## Request:
Go through the listing beneath this task and return every line that carries the string "JSON".

## Extracted data:
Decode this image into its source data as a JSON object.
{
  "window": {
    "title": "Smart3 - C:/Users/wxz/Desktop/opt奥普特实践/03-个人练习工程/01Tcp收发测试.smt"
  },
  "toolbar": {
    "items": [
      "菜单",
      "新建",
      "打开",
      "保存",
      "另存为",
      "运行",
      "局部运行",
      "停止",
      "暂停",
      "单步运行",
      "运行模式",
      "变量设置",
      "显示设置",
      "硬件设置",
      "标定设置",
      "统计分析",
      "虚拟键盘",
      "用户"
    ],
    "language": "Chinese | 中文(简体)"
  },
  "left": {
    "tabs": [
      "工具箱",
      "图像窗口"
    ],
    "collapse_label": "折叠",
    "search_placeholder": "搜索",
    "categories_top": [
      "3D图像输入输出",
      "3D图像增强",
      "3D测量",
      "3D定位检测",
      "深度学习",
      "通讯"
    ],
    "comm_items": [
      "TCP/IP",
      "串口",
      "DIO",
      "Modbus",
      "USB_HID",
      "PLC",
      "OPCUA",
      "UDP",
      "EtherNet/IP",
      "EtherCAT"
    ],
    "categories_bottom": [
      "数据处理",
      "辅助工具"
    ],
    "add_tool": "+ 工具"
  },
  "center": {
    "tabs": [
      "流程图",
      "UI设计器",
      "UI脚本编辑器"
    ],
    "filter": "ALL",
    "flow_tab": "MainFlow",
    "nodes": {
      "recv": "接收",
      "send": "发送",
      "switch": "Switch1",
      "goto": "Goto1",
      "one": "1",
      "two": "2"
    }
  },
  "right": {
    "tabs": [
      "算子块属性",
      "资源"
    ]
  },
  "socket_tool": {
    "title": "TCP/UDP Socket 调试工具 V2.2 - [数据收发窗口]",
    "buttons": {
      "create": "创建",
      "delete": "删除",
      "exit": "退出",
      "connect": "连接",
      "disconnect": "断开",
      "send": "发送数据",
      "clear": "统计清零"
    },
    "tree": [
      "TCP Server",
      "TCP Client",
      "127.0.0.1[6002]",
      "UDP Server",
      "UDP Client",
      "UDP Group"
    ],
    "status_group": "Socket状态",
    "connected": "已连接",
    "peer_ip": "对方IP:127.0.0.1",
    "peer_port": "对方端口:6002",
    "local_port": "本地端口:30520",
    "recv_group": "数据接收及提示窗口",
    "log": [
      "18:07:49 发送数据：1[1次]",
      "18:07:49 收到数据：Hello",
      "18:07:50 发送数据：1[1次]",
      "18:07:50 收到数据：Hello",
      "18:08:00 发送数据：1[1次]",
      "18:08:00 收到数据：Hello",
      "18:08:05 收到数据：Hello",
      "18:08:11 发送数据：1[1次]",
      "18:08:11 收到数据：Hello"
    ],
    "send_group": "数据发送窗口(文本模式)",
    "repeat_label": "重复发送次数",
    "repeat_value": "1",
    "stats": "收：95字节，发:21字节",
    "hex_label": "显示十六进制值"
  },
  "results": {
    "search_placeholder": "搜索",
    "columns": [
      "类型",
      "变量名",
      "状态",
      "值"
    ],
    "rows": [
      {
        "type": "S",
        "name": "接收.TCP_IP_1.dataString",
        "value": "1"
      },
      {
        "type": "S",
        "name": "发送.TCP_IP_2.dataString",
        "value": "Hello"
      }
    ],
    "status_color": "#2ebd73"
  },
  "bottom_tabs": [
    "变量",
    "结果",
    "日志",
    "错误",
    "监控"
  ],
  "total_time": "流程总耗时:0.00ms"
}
--
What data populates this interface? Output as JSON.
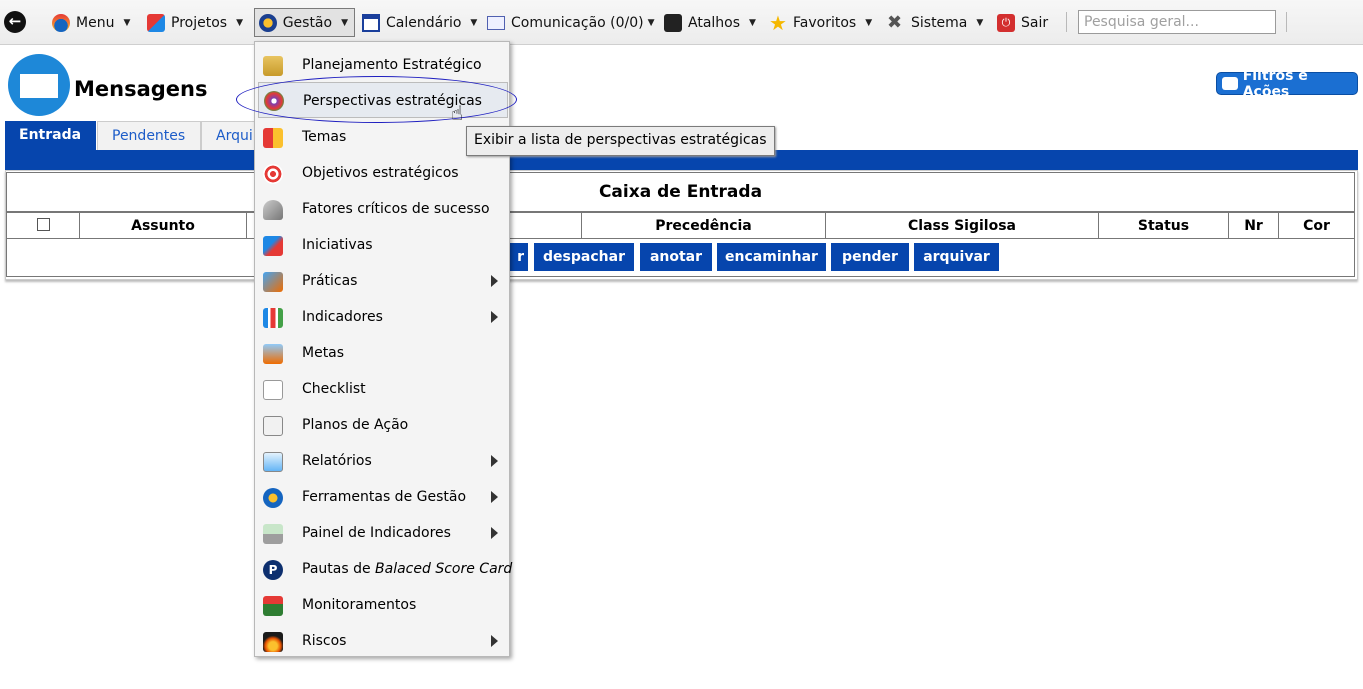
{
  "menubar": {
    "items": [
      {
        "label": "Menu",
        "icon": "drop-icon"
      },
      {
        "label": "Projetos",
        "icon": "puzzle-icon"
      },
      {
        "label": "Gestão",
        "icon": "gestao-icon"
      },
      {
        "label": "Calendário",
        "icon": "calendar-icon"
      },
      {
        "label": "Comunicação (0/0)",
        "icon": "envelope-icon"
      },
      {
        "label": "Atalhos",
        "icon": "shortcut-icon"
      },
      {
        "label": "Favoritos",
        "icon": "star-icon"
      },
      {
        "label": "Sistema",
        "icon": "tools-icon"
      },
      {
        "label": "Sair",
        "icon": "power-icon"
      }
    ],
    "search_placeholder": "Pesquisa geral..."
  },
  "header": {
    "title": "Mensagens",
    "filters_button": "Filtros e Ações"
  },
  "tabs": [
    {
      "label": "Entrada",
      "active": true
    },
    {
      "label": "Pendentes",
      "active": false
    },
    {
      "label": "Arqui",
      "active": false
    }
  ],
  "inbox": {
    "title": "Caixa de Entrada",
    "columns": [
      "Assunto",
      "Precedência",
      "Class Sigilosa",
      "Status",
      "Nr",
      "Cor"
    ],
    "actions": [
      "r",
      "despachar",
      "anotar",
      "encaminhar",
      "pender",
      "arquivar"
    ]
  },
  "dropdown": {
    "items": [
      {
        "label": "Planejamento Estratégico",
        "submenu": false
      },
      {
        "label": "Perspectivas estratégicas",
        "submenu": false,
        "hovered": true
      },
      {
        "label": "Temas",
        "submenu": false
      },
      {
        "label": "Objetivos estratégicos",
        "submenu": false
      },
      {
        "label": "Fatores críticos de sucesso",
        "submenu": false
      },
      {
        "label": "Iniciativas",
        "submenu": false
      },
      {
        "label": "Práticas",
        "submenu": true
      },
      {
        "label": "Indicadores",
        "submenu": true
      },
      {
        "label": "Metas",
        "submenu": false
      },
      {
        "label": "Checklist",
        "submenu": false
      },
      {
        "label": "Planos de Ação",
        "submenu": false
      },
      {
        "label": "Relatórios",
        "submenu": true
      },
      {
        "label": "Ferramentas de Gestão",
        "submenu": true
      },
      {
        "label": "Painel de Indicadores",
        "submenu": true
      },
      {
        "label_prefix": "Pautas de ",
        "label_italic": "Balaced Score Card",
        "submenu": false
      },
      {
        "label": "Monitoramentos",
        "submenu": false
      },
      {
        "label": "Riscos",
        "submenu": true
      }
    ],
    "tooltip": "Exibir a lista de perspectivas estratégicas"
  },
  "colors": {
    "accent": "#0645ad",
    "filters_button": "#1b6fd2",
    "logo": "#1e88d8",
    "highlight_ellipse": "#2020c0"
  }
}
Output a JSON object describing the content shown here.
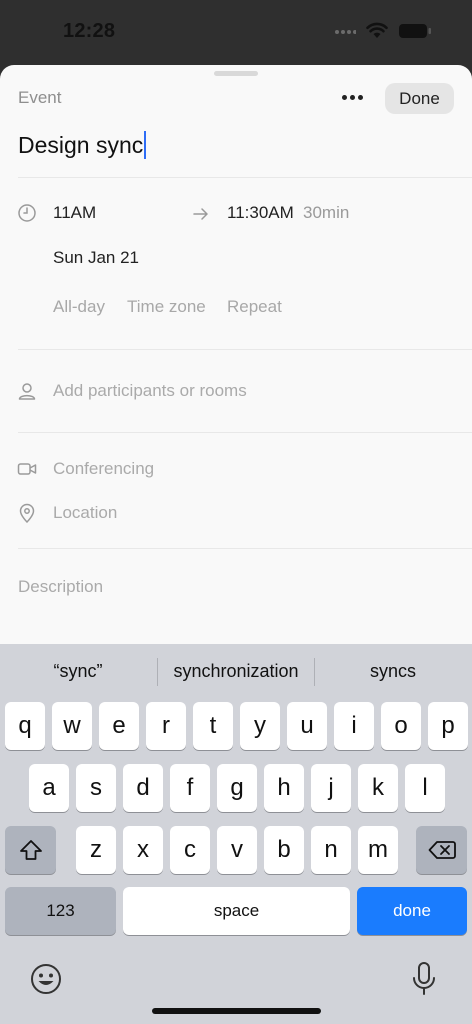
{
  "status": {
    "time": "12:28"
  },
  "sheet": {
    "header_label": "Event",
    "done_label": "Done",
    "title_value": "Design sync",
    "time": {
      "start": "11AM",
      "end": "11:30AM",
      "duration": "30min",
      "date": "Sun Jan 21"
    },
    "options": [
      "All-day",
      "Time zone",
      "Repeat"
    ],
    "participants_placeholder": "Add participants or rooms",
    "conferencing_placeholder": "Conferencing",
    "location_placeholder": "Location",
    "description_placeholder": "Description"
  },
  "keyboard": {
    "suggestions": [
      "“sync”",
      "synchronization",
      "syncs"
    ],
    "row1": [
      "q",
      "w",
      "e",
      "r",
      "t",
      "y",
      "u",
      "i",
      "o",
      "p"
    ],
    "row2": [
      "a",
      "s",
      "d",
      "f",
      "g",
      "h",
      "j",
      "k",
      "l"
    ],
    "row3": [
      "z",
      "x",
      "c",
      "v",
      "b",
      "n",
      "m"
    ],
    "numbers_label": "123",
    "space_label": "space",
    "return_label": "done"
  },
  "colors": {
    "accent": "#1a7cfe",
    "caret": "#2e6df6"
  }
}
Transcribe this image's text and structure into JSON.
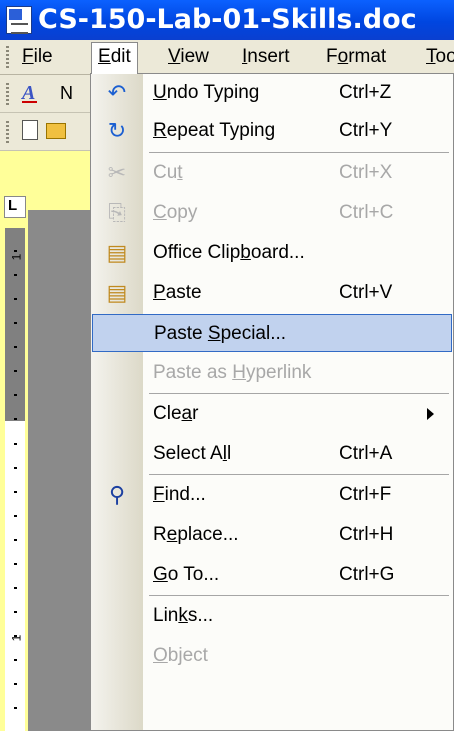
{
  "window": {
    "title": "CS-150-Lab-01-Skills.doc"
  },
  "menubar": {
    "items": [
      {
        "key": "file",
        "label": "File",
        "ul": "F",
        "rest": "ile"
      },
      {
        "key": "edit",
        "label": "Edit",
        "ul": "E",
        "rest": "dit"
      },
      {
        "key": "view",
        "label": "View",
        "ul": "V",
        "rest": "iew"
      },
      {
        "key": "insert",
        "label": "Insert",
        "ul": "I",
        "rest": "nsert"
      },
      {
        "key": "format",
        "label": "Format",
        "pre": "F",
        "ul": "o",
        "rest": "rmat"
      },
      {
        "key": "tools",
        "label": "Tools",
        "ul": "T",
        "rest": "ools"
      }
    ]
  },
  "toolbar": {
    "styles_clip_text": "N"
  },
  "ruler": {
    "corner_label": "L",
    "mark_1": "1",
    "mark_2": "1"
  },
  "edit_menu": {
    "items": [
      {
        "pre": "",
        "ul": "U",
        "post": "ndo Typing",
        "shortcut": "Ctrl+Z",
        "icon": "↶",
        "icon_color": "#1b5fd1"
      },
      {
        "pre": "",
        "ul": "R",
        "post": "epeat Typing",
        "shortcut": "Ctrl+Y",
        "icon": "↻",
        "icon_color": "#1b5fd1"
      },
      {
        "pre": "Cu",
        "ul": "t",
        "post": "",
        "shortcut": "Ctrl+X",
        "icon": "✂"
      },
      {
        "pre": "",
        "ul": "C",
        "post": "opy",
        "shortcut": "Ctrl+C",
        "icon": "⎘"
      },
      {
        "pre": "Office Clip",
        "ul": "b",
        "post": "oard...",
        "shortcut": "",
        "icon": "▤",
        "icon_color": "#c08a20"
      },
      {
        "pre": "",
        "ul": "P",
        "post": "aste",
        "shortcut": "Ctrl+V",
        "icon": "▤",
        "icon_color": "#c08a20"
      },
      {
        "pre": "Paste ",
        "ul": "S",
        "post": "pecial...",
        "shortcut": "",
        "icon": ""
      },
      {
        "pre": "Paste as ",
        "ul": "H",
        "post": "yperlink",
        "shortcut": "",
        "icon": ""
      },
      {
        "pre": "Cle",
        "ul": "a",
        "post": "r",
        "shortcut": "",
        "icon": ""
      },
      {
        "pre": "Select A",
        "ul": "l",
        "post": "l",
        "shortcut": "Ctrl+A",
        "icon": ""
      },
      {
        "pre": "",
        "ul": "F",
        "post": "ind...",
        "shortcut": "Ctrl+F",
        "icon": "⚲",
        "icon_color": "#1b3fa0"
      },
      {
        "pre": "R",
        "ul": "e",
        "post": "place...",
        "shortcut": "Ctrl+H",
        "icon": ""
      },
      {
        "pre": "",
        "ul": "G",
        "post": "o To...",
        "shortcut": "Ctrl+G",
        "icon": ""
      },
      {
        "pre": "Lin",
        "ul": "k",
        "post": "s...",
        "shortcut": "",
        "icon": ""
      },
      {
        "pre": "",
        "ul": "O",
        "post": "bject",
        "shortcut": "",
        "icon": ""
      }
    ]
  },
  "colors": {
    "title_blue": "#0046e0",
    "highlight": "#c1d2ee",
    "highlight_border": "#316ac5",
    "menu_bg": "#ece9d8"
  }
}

## Solution to the exercise:
Decode this image into its source data as a JSON object.
What data populates this interface? Output as JSON.
Output a JSON object describing the content shown here.
Transcribe this image's text and structure into JSON.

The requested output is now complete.